begin

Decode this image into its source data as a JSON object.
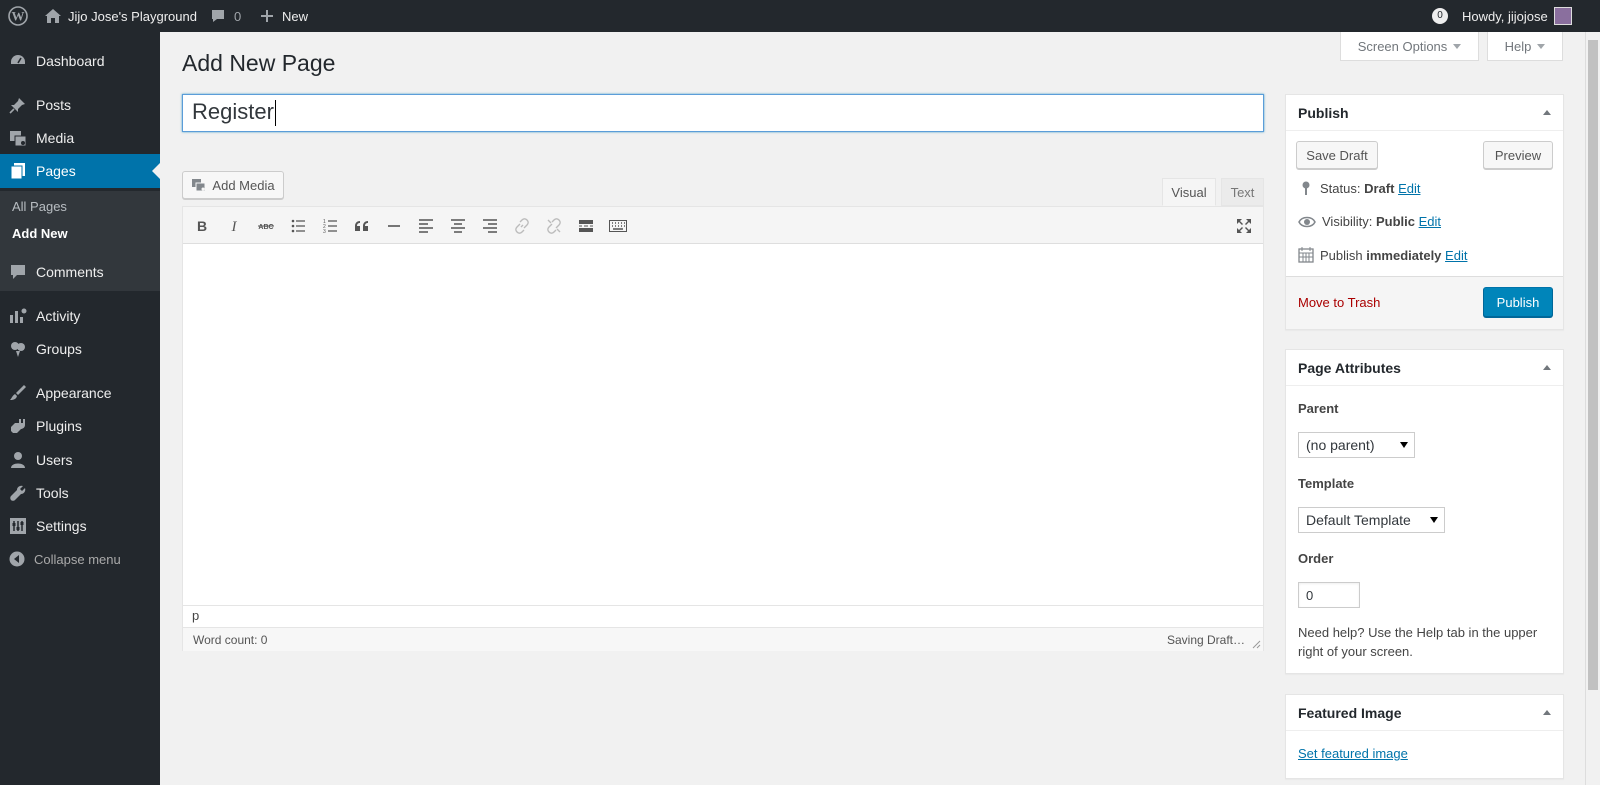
{
  "adminbar": {
    "site_name": "Jijo Jose's Playground",
    "comments_count": "0",
    "new_label": "New",
    "notifications_count": "0",
    "greeting": "Howdy, jijojose"
  },
  "sidebar": {
    "items": [
      {
        "label": "Dashboard",
        "icon": "dashboard-icon"
      },
      {
        "label": "Posts",
        "icon": "pin-icon"
      },
      {
        "label": "Media",
        "icon": "media-icon"
      },
      {
        "label": "Pages",
        "icon": "pages-icon"
      },
      {
        "label": "Comments",
        "icon": "comment-icon"
      },
      {
        "label": "Activity",
        "icon": "activity-icon"
      },
      {
        "label": "Groups",
        "icon": "groups-icon"
      },
      {
        "label": "Appearance",
        "icon": "brush-icon"
      },
      {
        "label": "Plugins",
        "icon": "plugin-icon"
      },
      {
        "label": "Users",
        "icon": "user-icon"
      },
      {
        "label": "Tools",
        "icon": "wrench-icon"
      },
      {
        "label": "Settings",
        "icon": "settings-icon"
      }
    ],
    "submenu": {
      "all_pages": "All Pages",
      "add_new": "Add New"
    },
    "collapse": "Collapse menu"
  },
  "screen_options": "Screen Options",
  "help": "Help",
  "page_title": "Add New Page",
  "title_value": "Register",
  "editor": {
    "add_media": "Add Media",
    "tab_visual": "Visual",
    "tab_text": "Text",
    "path": "p",
    "word_count": "Word count: 0",
    "saving": "Saving Draft…"
  },
  "publish": {
    "heading": "Publish",
    "save_draft": "Save Draft",
    "preview": "Preview",
    "status_label": "Status:",
    "status_value": "Draft",
    "visibility_label": "Visibility:",
    "visibility_value": "Public",
    "publish_label": "Publish",
    "publish_value": "immediately",
    "edit": "Edit",
    "move_to_trash": "Move to Trash",
    "publish_button": "Publish"
  },
  "page_attributes": {
    "heading": "Page Attributes",
    "parent_label": "Parent",
    "parent_value": "(no parent)",
    "template_label": "Template",
    "template_value": "Default Template",
    "order_label": "Order",
    "order_value": "0",
    "help_text": "Need help? Use the Help tab in the upper right of your screen."
  },
  "featured_image": {
    "heading": "Featured Image",
    "link": "Set featured image"
  },
  "colors": {
    "accent": "#0073aa",
    "adminbar": "#23282d",
    "trash": "#a00"
  }
}
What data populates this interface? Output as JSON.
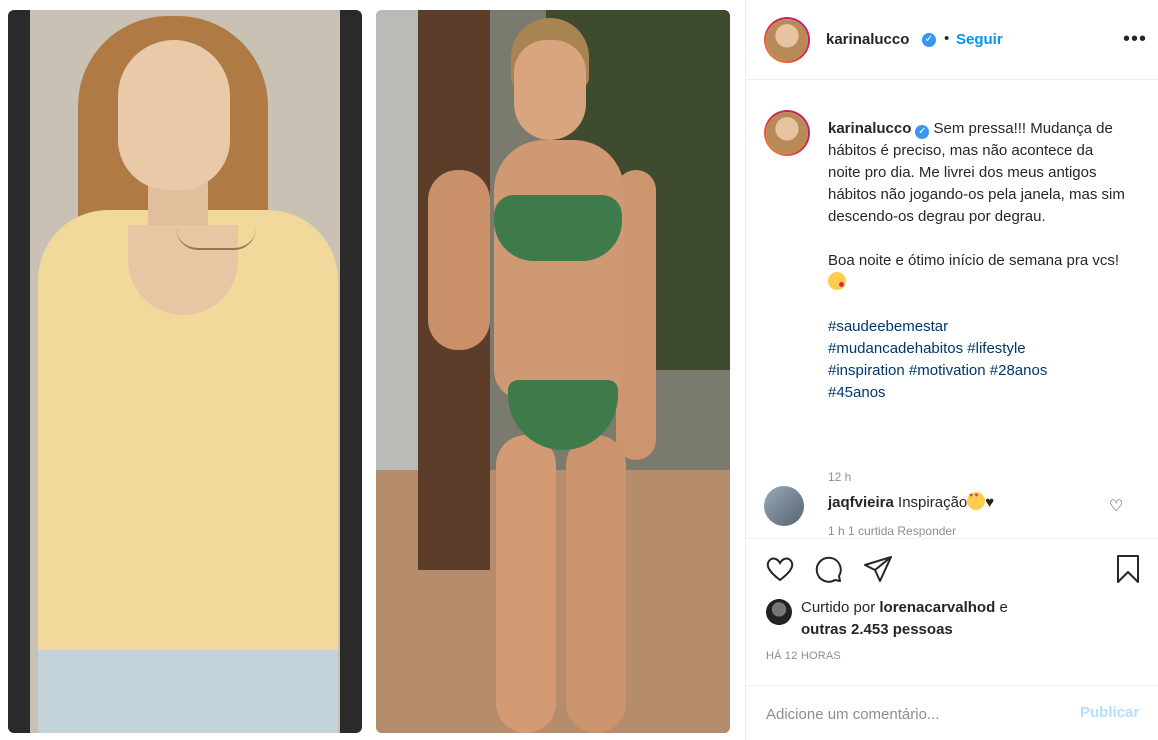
{
  "post": {
    "username": "karinalucco",
    "follow_label": "Seguir",
    "dot": "•",
    "more_label": "•••",
    "verified_mark": "✓"
  },
  "caption": {
    "line1": "Sem pressa!!! Mudança de hábitos é preciso, mas não acontece da noite pro dia. Me livrei dos meus antigos hábitos não jogando-os pela janela, mas sim descendo-os degrau por degrau.",
    "line2": "Boa noite e ótimo início de semana pra vcs!",
    "hashtags": [
      "#saudeebemestar",
      "#mudancadehabitos",
      "#lifestyle",
      "#inspiration",
      "#motivation",
      "#28anos",
      "#45anos"
    ],
    "time": "12 h"
  },
  "comment": {
    "username": "jaqfvieira",
    "text": "Inspiração",
    "heart_suffix": "♥",
    "meta": "1 h   1 curtida   Responder"
  },
  "likes": {
    "prefix": "Curtido por",
    "liker": "lorenacarvalhod",
    "joiner": "e",
    "others": "outras 2.453 pessoas"
  },
  "posted": "HÁ 12 HORAS",
  "add_comment": {
    "placeholder": "Adicione um comentário...",
    "publish_label": "Publicar"
  },
  "colors": {
    "accent": "#0095f6",
    "hashtag": "#00376b",
    "muted": "#8e8e8e",
    "publish_disabled": "#b2dffc"
  },
  "icons": [
    "heart-icon",
    "comment-icon",
    "share-icon",
    "bookmark-icon",
    "more-icon",
    "verified-icon"
  ]
}
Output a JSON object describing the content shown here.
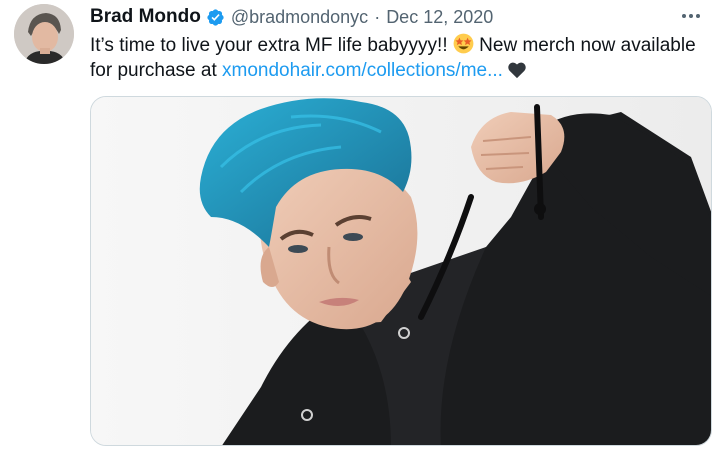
{
  "tweet": {
    "author_name": "Brad Mondo",
    "handle": "@bradmondonyc",
    "separator": "·",
    "date": "Dec 12, 2020",
    "text_part1": "It’s time to live your extra MF life babyyyy!! ",
    "text_part2": " New merch now available for purchase at ",
    "link_text": "xmondohair.com/collections/me...",
    "accent_color": "#1d9bf0",
    "icons": {
      "verified": "verified-badge-icon",
      "emoji": "star-struck-emoji-icon",
      "heart": "black-heart-icon",
      "more": "more-options-icon"
    },
    "media": {
      "description_icon": "photo",
      "hair_color": "#1f8fb8"
    }
  }
}
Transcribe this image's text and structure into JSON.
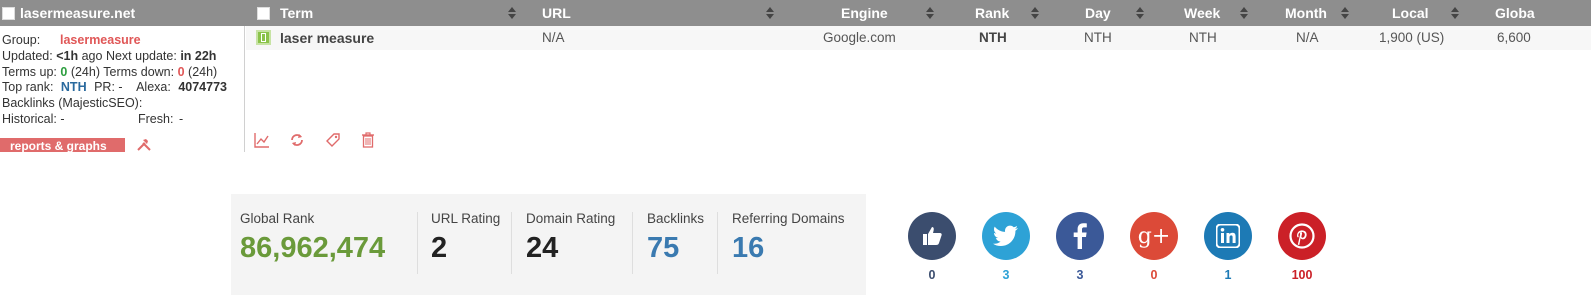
{
  "site": {
    "name": "lasermeasure.net"
  },
  "columns": [
    {
      "key": "term",
      "label": "Term"
    },
    {
      "key": "url",
      "label": "URL"
    },
    {
      "key": "engine",
      "label": "Engine"
    },
    {
      "key": "rank",
      "label": "Rank"
    },
    {
      "key": "day",
      "label": "Day"
    },
    {
      "key": "week",
      "label": "Week"
    },
    {
      "key": "month",
      "label": "Month"
    },
    {
      "key": "local",
      "label": "Local"
    },
    {
      "key": "global",
      "label": "Globa"
    }
  ],
  "info": {
    "group_label": "Group:",
    "group_value": "lasermeasure",
    "updated_label": "Updated:",
    "updated_value": "<1h",
    "updated_ago": "ago",
    "next_update_label": "Next update:",
    "next_update_value": "in 22h",
    "terms_up_label": "Terms up:",
    "terms_up_value": "0",
    "terms_up_period": "(24h)",
    "terms_down_label": "Terms down:",
    "terms_down_value": "0",
    "terms_down_period": "(24h)",
    "top_rank_label": "Top rank:",
    "top_rank_value": "NTH",
    "pr_label": "PR:",
    "pr_value": "-",
    "alexa_label": "Alexa:",
    "alexa_value": "4074773",
    "backlinks_label": "Backlinks (MajesticSEO):",
    "historical_label": "Historical:",
    "historical_value": "-",
    "fresh_label": "Fresh:",
    "fresh_value": "-",
    "reports_button": "reports & graphs"
  },
  "row": {
    "term": "laser measure",
    "url": "N/A",
    "engine": "Google.com",
    "rank": "NTH",
    "day": "NTH",
    "week": "NTH",
    "month": "N/A",
    "local": "1,900 (US)",
    "global": "6,600"
  },
  "stats": {
    "global_rank": {
      "label": "Global Rank",
      "value": "86,962,474",
      "color": "#6a9a3a"
    },
    "url_rating": {
      "label": "URL Rating",
      "value": "2",
      "color": "#222222"
    },
    "domain_rating": {
      "label": "Domain Rating",
      "value": "24",
      "color": "#222222"
    },
    "backlinks": {
      "label": "Backlinks",
      "value": "75",
      "color": "#3a7ab0"
    },
    "referring_domains": {
      "label": "Referring Domains",
      "value": "16",
      "color": "#3a7ab0"
    }
  },
  "social": [
    {
      "name": "like-icon",
      "count": "0",
      "color": "#3b4d6e",
      "count_color": "#3b4d6e"
    },
    {
      "name": "twitter-icon",
      "count": "3",
      "color": "#2ea2d6",
      "count_color": "#2ea2d6"
    },
    {
      "name": "facebook-icon",
      "count": "3",
      "color": "#3b5998",
      "count_color": "#3b5998"
    },
    {
      "name": "google-plus-icon",
      "count": "0",
      "color": "#dc4a38",
      "count_color": "#dc4a38"
    },
    {
      "name": "linkedin-icon",
      "count": "1",
      "color": "#1d7ab5",
      "count_color": "#1d7ab5"
    },
    {
      "name": "pinterest-icon",
      "count": "100",
      "color": "#cb2027",
      "count_color": "#cb2027"
    }
  ],
  "colors": {
    "header_bg": "#8e8e8e",
    "accent_red": "#e05757",
    "action_red": "#e06b6b"
  }
}
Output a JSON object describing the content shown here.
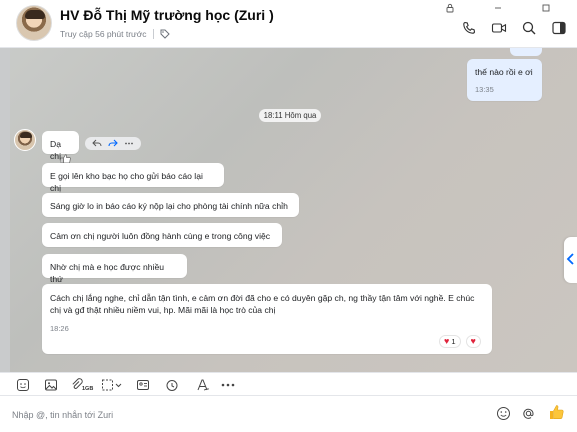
{
  "header": {
    "title": "HV Đỗ Thị Mỹ trường học (Zuri )",
    "last_access": "Truy cập 56 phút trước",
    "icons": [
      "phone-icon",
      "video-icon",
      "search-icon",
      "panel-icon"
    ]
  },
  "chat": {
    "outgoing": {
      "text": "thế  nào rồi e ơi",
      "time": "13:35"
    },
    "date_divider": "18:11 Hôm qua",
    "incoming": [
      "Dạ chị",
      "E gọi lên kho bạc họ cho gửi báo cáo lại chị",
      "Sáng giờ lo in báo cáo ký nộp lại cho phòng tài chính nữa chỉh",
      "Cảm ơn chị người luôn đồng hành cùng e trong công việc",
      "Nhờ chị mà e học được nhiều thứ"
    ],
    "last_message": {
      "text": "Cách chị lắng nghe, chỉ dẫn tận tình, e cảm ơn đời đã cho e có duyên gặp ch, ng thầy tận tâm với nghề. E chúc chị và gđ thật nhiều niềm vui, hp. Mãi mãi là học trò của chị",
      "time": "18:26",
      "reaction_count": "1"
    }
  },
  "toolbar": {
    "file_limit": "1GB"
  },
  "input": {
    "placeholder": "Nhập @, tin nhắn tới Zuri"
  },
  "colors": {
    "accent": "#0068ff",
    "outgoing_bubble": "#e5efff",
    "heart": "#e0243c"
  }
}
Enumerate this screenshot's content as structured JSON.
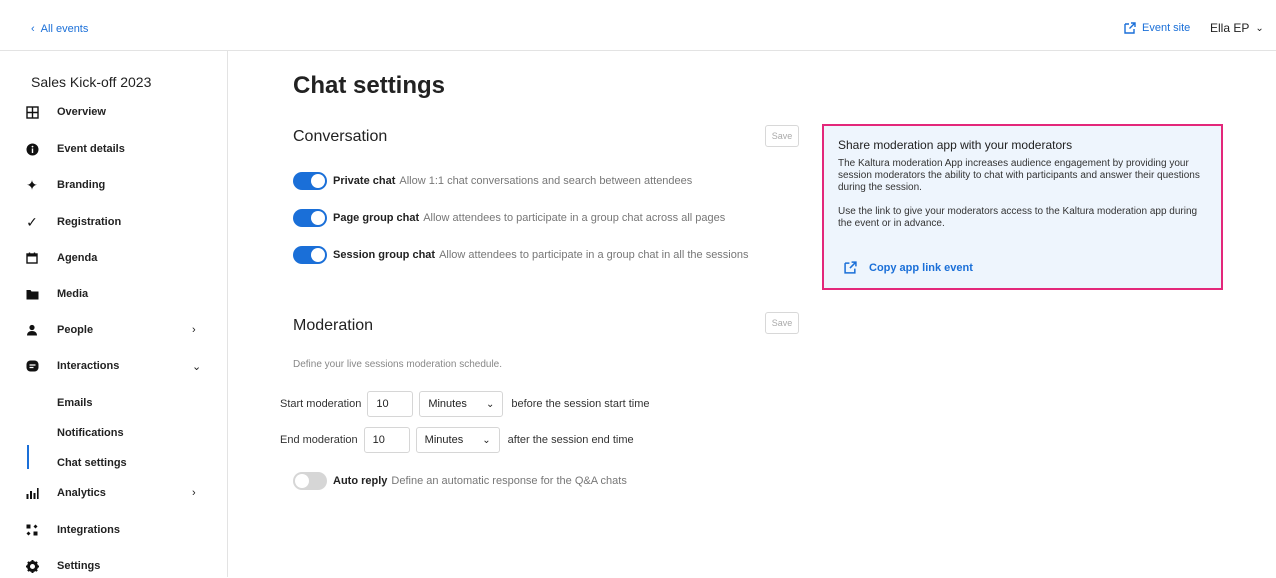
{
  "header": {
    "back_label": "All events",
    "event_site_label": "Event site",
    "user_name": "Ella EP"
  },
  "sidebar": {
    "event_name": "Sales Kick-off 2023",
    "items": [
      {
        "label": "Overview",
        "icon": "grid-icon"
      },
      {
        "label": "Event details",
        "icon": "info-icon"
      },
      {
        "label": "Branding",
        "icon": "sparkle-icon"
      },
      {
        "label": "Registration",
        "icon": "check-icon"
      },
      {
        "label": "Agenda",
        "icon": "calendar-icon"
      },
      {
        "label": "Media",
        "icon": "folder-icon"
      },
      {
        "label": "People",
        "icon": "person-icon"
      },
      {
        "label": "Interactions",
        "icon": "chat-icon"
      },
      {
        "label": "Analytics",
        "icon": "bar-chart-icon"
      },
      {
        "label": "Integrations",
        "icon": "integrations-icon"
      },
      {
        "label": "Settings",
        "icon": "gear-icon"
      }
    ],
    "sub_items": [
      "Emails",
      "Notifications",
      "Chat settings"
    ]
  },
  "main": {
    "title": "Chat settings",
    "conversation": {
      "title": "Conversation",
      "save_label": "Save",
      "toggles": [
        {
          "label": "Private chat",
          "desc": "Allow 1:1 chat conversations and search between attendees",
          "on": true
        },
        {
          "label": "Page group chat",
          "desc": "Allow attendees to participate in a group chat across all pages",
          "on": true
        },
        {
          "label": "Session group chat",
          "desc": "Allow attendees to participate in a group chat in all the sessions",
          "on": true
        }
      ]
    },
    "moderation": {
      "title": "Moderation",
      "save_label": "Save",
      "desc": "Define your live sessions moderation schedule.",
      "start_label": "Start moderation",
      "start_value": "10",
      "start_unit": "Minutes",
      "start_suffix": "before the session start time",
      "end_label": "End moderation",
      "end_value": "10",
      "end_unit": "Minutes",
      "end_suffix": "after the session end time",
      "auto_reply_label": "Auto reply",
      "auto_reply_desc": "Define an automatic response for the Q&A chats",
      "auto_reply_on": false
    }
  },
  "card": {
    "title": "Share moderation app with your moderators",
    "p1": "The Kaltura moderation App increases audience engagement by providing your session moderators the ability to chat with participants and answer their questions during the session.",
    "p2": "Use the link to give your moderators access to the Kaltura moderation app during the event or in advance.",
    "link_label": "Copy app link event",
    "border_color": "#e3277a",
    "background": "#eef5fd"
  },
  "colors": {
    "accent": "#1a6fd8"
  }
}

end

# Problem to work on
Copy out each line that contains the word "Zuri".

# Problem solution
    "title": "HV Đỗ Thị Mỹ trường học (Zuri )",
    "placeholder": "Nhập @, tin nhắn tới Zuri"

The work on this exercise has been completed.